AIM OF THE EXERCISE: Extract the lines that carry the string "JSON" from the listing.

EXERCISE DATA:
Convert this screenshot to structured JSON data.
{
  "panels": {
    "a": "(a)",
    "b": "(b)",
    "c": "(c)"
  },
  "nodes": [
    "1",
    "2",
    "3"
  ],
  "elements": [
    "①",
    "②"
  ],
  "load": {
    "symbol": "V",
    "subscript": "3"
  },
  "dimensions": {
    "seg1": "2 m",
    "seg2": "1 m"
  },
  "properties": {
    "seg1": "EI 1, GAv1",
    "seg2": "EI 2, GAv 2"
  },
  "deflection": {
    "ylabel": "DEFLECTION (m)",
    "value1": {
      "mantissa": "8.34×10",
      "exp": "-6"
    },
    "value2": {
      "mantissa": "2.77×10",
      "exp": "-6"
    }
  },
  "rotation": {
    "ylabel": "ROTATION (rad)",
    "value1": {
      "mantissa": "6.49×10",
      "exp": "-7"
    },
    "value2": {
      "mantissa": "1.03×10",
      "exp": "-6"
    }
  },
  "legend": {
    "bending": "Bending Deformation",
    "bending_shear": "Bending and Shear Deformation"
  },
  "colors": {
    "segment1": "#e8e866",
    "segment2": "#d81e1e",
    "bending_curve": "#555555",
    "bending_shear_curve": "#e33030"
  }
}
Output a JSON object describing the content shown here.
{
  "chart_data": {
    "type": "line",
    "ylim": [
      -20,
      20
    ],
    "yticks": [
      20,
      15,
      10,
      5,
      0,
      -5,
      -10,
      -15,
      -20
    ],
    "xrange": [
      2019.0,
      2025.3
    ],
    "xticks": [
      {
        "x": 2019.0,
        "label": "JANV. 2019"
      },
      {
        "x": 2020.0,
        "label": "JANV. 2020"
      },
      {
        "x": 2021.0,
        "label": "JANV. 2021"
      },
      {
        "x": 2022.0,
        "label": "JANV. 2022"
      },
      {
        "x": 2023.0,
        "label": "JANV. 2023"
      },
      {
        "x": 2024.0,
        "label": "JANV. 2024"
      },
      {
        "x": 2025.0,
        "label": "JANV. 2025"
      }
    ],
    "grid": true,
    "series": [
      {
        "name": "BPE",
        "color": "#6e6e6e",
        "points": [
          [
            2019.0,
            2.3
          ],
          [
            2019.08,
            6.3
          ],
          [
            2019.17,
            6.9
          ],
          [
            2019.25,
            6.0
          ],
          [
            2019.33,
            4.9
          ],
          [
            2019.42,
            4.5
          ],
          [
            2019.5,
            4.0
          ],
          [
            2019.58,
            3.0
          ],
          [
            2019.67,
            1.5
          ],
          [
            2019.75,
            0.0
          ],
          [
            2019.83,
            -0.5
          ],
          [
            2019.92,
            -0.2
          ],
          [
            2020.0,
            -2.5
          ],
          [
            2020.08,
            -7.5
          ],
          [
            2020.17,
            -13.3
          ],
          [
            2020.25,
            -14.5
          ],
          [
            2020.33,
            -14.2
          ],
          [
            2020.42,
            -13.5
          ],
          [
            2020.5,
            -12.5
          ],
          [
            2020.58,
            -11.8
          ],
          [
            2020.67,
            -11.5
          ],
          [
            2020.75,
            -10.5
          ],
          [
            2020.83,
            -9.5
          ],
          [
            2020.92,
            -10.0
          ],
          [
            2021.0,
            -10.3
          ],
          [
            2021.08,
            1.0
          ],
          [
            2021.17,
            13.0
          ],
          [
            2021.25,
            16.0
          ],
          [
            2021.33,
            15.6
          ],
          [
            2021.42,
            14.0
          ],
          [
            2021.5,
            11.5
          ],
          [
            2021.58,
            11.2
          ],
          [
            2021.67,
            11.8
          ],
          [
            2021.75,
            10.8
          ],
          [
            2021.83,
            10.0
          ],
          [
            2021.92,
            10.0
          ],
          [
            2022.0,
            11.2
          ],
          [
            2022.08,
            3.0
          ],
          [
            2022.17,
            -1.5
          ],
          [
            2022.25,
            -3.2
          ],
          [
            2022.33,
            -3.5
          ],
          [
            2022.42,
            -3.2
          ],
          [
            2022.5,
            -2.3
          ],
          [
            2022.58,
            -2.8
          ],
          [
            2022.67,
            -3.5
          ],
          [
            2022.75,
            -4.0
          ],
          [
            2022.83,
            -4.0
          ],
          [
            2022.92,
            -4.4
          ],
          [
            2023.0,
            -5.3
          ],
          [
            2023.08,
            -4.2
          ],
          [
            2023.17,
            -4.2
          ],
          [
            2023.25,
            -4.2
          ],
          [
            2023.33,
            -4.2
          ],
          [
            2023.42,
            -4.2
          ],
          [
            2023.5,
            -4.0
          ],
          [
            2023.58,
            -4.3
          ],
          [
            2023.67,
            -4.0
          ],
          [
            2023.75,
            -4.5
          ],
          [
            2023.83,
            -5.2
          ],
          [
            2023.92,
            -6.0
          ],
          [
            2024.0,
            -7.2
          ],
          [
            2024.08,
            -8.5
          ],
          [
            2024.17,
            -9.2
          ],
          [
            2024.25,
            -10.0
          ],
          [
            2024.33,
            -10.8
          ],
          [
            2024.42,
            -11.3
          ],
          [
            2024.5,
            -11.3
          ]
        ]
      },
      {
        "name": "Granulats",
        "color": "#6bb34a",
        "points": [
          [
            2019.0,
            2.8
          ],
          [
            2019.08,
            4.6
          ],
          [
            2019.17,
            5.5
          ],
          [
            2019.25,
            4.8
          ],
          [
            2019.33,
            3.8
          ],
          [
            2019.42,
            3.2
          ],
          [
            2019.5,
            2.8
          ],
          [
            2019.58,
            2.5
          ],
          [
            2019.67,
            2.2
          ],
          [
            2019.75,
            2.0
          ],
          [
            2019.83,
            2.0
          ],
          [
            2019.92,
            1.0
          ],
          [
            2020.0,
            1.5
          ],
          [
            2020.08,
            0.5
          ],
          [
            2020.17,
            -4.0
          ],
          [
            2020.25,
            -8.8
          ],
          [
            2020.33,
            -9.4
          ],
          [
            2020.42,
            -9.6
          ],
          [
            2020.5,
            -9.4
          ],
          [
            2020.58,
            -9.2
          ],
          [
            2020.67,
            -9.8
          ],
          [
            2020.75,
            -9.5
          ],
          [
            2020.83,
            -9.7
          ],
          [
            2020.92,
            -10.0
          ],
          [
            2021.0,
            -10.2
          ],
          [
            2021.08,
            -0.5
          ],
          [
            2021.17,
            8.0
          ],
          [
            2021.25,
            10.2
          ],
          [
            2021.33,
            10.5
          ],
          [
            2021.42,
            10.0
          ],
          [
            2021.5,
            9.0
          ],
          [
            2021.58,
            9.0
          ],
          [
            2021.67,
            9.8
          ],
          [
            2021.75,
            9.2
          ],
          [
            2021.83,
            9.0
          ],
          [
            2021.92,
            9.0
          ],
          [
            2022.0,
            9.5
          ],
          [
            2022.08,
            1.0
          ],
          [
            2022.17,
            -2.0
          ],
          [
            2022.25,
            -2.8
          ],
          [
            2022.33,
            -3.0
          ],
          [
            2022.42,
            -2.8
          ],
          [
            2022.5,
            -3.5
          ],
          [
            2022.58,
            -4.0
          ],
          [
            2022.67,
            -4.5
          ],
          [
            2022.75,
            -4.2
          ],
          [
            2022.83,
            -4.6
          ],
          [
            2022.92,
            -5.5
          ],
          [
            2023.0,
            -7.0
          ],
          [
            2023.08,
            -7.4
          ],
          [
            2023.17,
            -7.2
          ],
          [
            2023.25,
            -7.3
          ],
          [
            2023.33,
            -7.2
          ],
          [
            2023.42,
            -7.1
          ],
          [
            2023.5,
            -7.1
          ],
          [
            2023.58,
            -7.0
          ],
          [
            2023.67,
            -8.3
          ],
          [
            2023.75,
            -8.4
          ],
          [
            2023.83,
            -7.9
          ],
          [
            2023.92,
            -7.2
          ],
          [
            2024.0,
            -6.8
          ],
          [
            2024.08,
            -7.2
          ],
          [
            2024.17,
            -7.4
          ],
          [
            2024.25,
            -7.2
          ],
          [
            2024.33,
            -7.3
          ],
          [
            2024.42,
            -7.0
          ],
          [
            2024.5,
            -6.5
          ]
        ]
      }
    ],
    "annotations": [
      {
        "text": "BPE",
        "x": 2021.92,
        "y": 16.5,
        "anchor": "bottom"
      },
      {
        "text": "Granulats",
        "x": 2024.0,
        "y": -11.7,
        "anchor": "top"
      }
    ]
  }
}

CORRECT ANSWER:
Convert this screenshot to structured JSON data.
Output a JSON object describing the content shown here.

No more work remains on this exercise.